[Collected data entries]
════════════════════
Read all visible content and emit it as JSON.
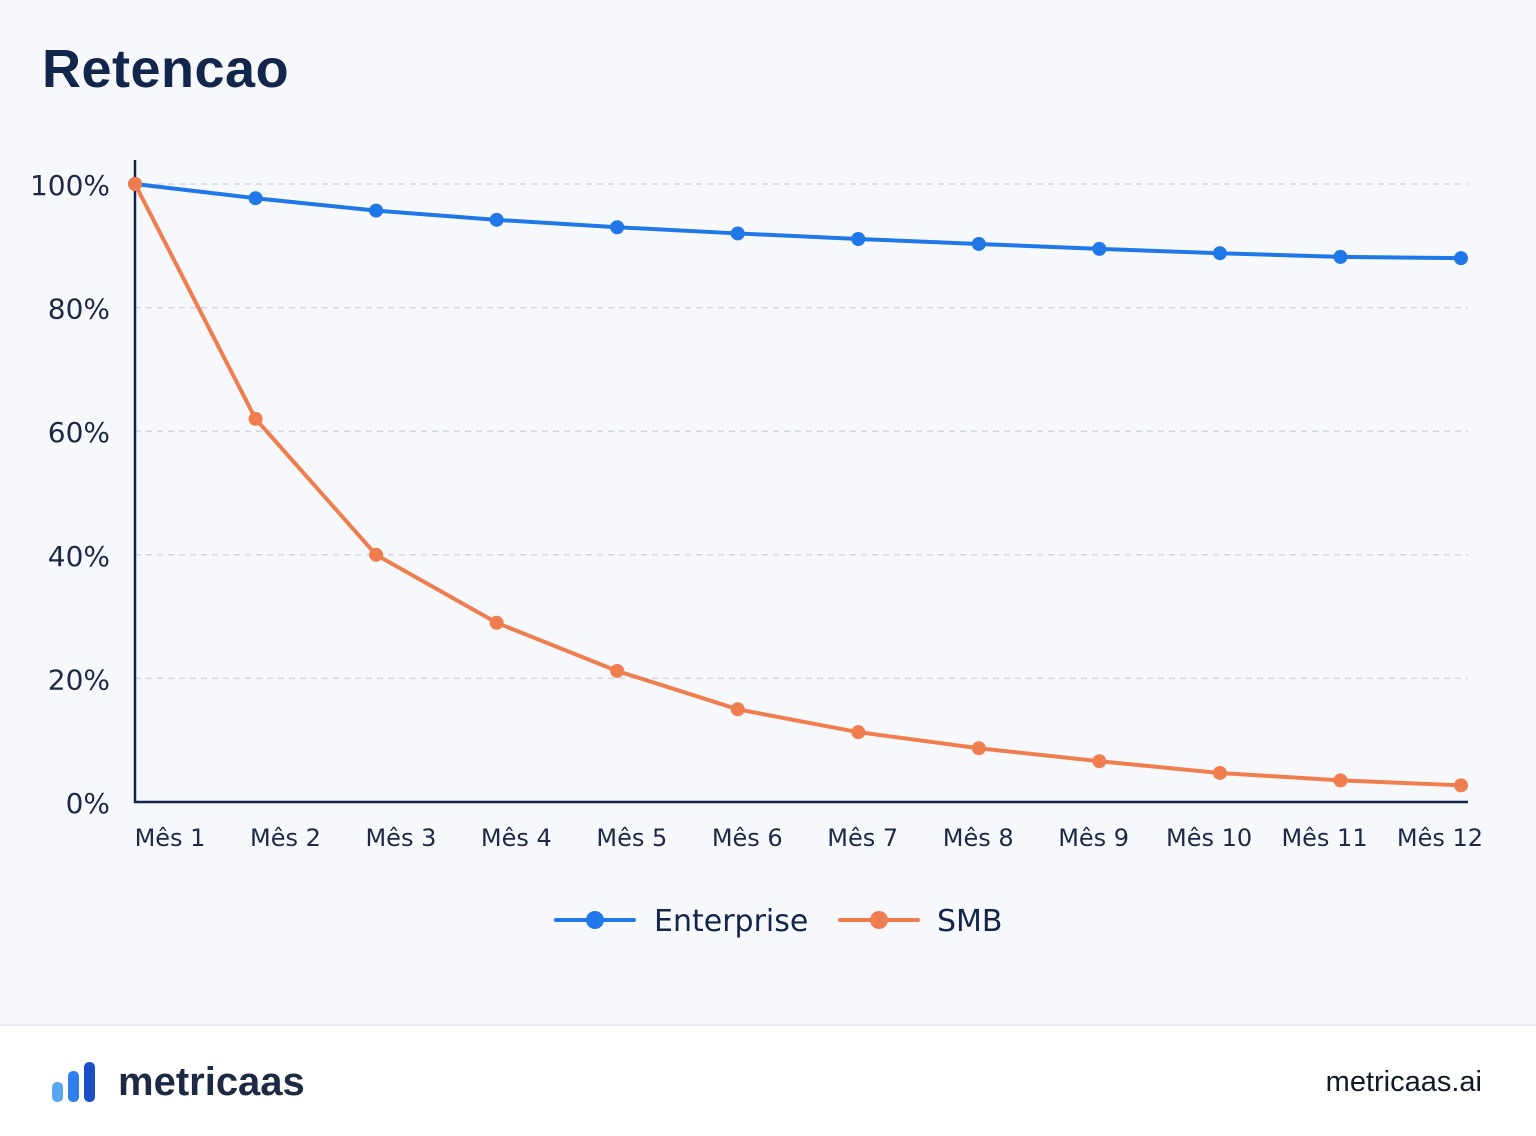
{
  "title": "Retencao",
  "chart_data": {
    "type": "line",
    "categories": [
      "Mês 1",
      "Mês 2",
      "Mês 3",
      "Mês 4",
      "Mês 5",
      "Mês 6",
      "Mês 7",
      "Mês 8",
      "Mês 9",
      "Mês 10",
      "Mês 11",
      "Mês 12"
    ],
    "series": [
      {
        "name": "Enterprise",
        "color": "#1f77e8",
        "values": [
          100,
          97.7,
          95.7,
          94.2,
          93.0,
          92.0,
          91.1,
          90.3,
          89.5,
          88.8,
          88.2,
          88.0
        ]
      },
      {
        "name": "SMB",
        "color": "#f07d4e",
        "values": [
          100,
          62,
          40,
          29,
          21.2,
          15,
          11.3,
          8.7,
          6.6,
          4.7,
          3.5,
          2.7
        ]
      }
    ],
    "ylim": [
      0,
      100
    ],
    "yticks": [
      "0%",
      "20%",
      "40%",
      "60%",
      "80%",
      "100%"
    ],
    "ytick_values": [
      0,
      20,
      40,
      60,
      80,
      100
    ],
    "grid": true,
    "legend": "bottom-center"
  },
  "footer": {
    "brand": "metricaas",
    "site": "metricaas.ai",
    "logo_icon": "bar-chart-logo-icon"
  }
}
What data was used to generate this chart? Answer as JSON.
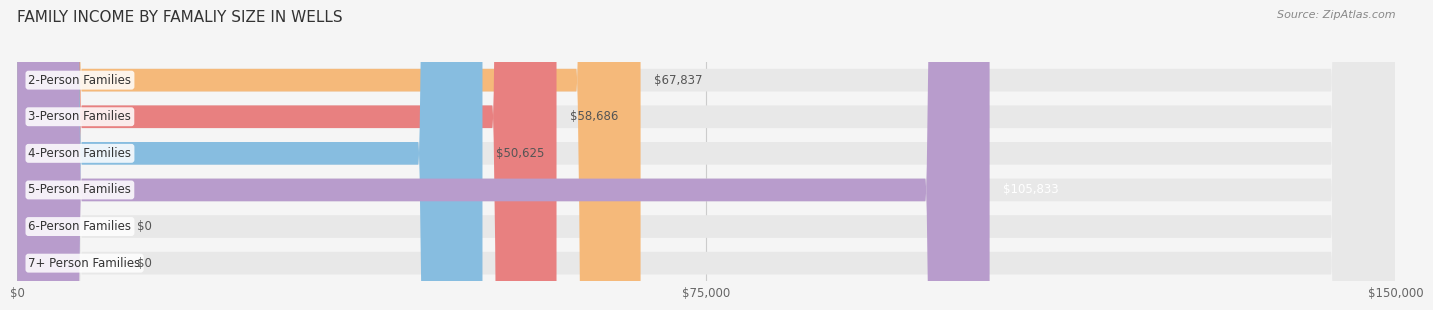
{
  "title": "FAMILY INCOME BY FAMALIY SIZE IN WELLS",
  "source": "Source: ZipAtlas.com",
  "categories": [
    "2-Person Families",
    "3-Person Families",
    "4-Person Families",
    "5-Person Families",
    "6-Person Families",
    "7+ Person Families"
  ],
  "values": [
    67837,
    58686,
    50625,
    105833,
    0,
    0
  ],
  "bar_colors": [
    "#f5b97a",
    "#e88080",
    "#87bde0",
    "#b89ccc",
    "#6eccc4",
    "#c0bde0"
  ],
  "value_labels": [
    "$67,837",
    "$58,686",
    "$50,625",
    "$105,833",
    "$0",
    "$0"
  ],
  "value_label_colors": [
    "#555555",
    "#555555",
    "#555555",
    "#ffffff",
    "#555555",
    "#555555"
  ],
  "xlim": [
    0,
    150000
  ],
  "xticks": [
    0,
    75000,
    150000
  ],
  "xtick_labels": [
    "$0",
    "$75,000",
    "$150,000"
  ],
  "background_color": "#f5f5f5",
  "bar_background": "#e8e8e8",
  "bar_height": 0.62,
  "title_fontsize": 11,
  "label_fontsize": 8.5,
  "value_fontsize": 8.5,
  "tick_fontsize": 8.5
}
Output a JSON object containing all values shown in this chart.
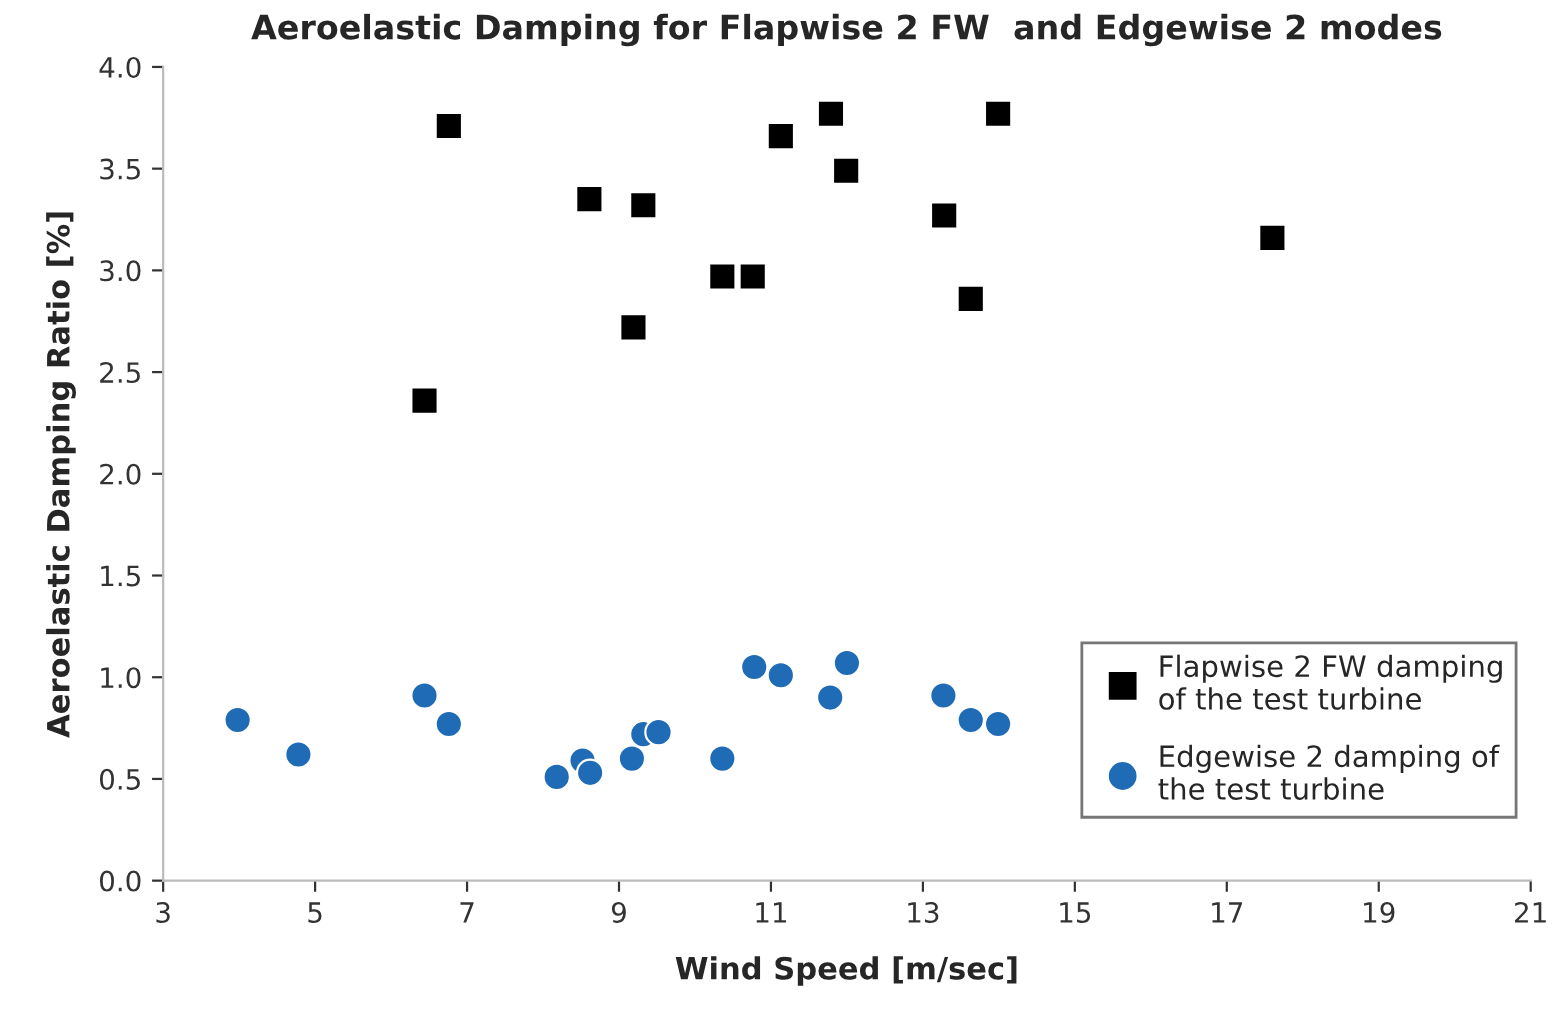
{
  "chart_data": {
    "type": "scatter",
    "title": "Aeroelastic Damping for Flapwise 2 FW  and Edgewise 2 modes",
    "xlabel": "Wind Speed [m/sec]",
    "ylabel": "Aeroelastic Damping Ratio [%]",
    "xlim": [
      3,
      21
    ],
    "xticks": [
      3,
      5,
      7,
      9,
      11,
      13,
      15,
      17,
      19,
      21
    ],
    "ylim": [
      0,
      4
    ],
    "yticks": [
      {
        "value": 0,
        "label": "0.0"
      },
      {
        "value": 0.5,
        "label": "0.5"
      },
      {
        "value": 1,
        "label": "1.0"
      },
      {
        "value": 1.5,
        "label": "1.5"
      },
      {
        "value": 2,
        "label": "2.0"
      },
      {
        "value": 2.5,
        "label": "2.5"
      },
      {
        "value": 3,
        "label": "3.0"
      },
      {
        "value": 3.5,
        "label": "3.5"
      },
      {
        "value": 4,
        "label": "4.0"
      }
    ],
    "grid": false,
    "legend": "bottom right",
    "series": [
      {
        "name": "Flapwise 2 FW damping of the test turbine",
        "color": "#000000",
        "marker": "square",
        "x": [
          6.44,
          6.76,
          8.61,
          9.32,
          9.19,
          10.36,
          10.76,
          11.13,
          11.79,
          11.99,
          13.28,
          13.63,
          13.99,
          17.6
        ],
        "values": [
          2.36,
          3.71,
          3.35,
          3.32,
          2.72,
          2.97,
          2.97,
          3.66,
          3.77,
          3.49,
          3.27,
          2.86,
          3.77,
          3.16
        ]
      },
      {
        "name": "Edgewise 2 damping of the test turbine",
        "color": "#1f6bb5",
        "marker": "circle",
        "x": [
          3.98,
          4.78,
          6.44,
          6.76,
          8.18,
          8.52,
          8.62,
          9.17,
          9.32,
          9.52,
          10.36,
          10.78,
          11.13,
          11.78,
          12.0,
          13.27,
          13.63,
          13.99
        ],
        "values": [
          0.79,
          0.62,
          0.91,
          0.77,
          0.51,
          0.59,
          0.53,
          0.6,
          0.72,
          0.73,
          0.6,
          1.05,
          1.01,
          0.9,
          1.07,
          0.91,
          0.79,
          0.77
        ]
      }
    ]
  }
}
════════════════════
_GIVEN REQUEST_
Omit the images and transcribe all of the records above word for word.

_RESPONSE_
Read all visible content and emit it as JSON.
{
  "title": "Retencao",
  "chart_data": {
    "type": "line",
    "categories": [
      "Mês 1",
      "Mês 2",
      "Mês 3",
      "Mês 4",
      "Mês 5",
      "Mês 6",
      "Mês 7",
      "Mês 8",
      "Mês 9",
      "Mês 10",
      "Mês 11",
      "Mês 12"
    ],
    "series": [
      {
        "name": "Enterprise",
        "color": "#1f77e8",
        "values": [
          100,
          97.7,
          95.7,
          94.2,
          93.0,
          92.0,
          91.1,
          90.3,
          89.5,
          88.8,
          88.2,
          88.0
        ]
      },
      {
        "name": "SMB",
        "color": "#f07d4e",
        "values": [
          100,
          62,
          40,
          29,
          21.2,
          15,
          11.3,
          8.7,
          6.6,
          4.7,
          3.5,
          2.7
        ]
      }
    ],
    "ylim": [
      0,
      100
    ],
    "yticks": [
      "0%",
      "20%",
      "40%",
      "60%",
      "80%",
      "100%"
    ],
    "ytick_values": [
      0,
      20,
      40,
      60,
      80,
      100
    ],
    "grid": true,
    "legend": "bottom-center"
  },
  "footer": {
    "brand": "metricaas",
    "site": "metricaas.ai",
    "logo_icon": "bar-chart-logo-icon"
  }
}
What data was used to generate this chart? Answer as JSON.
{
  "title": "FAMILY INCOME BY FAMALIY SIZE IN WELLS",
  "source": "Source: ZipAtlas.com",
  "categories": [
    "2-Person Families",
    "3-Person Families",
    "4-Person Families",
    "5-Person Families",
    "6-Person Families",
    "7+ Person Families"
  ],
  "values": [
    67837,
    58686,
    50625,
    105833,
    0,
    0
  ],
  "bar_colors": [
    "#f5b97a",
    "#e88080",
    "#87bde0",
    "#b89ccc",
    "#6eccc4",
    "#c0bde0"
  ],
  "value_labels": [
    "$67,837",
    "$58,686",
    "$50,625",
    "$105,833",
    "$0",
    "$0"
  ],
  "value_label_colors": [
    "#555555",
    "#555555",
    "#555555",
    "#ffffff",
    "#555555",
    "#555555"
  ],
  "xlim": [
    0,
    150000
  ],
  "xticks": [
    0,
    75000,
    150000
  ],
  "xtick_labels": [
    "$0",
    "$75,000",
    "$150,000"
  ],
  "background_color": "#f5f5f5",
  "bar_background": "#e8e8e8",
  "bar_height": 0.62,
  "title_fontsize": 11,
  "label_fontsize": 8.5,
  "value_fontsize": 8.5,
  "tick_fontsize": 8.5
}
Output a JSON object containing all values shown in this chart.
{
  "chart_data": {
    "type": "scatter",
    "title": "Aeroelastic Damping for Flapwise 2 FW  and Edgewise 2 modes",
    "xlabel": "Wind Speed [m/sec]",
    "ylabel": "Aeroelastic Damping Ratio [%]",
    "xlim": [
      3,
      21
    ],
    "xticks": [
      3,
      5,
      7,
      9,
      11,
      13,
      15,
      17,
      19,
      21
    ],
    "ylim": [
      0,
      4
    ],
    "yticks": [
      {
        "value": 0,
        "label": "0.0"
      },
      {
        "value": 0.5,
        "label": "0.5"
      },
      {
        "value": 1,
        "label": "1.0"
      },
      {
        "value": 1.5,
        "label": "1.5"
      },
      {
        "value": 2,
        "label": "2.0"
      },
      {
        "value": 2.5,
        "label": "2.5"
      },
      {
        "value": 3,
        "label": "3.0"
      },
      {
        "value": 3.5,
        "label": "3.5"
      },
      {
        "value": 4,
        "label": "4.0"
      }
    ],
    "grid": false,
    "legend": "bottom right",
    "series": [
      {
        "name": "Flapwise 2 FW damping of the test turbine",
        "color": "#000000",
        "marker": "square",
        "x": [
          6.44,
          6.76,
          8.61,
          9.32,
          9.19,
          10.36,
          10.76,
          11.13,
          11.79,
          11.99,
          13.28,
          13.63,
          13.99,
          17.6
        ],
        "values": [
          2.36,
          3.71,
          3.35,
          3.32,
          2.72,
          2.97,
          2.97,
          3.66,
          3.77,
          3.49,
          3.27,
          2.86,
          3.77,
          3.16
        ]
      },
      {
        "name": "Edgewise 2 damping of the test turbine",
        "color": "#1f6bb5",
        "marker": "circle",
        "x": [
          3.98,
          4.78,
          6.44,
          6.76,
          8.18,
          8.52,
          8.62,
          9.17,
          9.32,
          9.52,
          10.36,
          10.78,
          11.13,
          11.78,
          12.0,
          13.27,
          13.63,
          13.99
        ],
        "values": [
          0.79,
          0.62,
          0.91,
          0.77,
          0.51,
          0.59,
          0.53,
          0.6,
          0.72,
          0.73,
          0.6,
          1.05,
          1.01,
          0.9,
          1.07,
          0.91,
          0.79,
          0.77
        ]
      }
    ]
  }
}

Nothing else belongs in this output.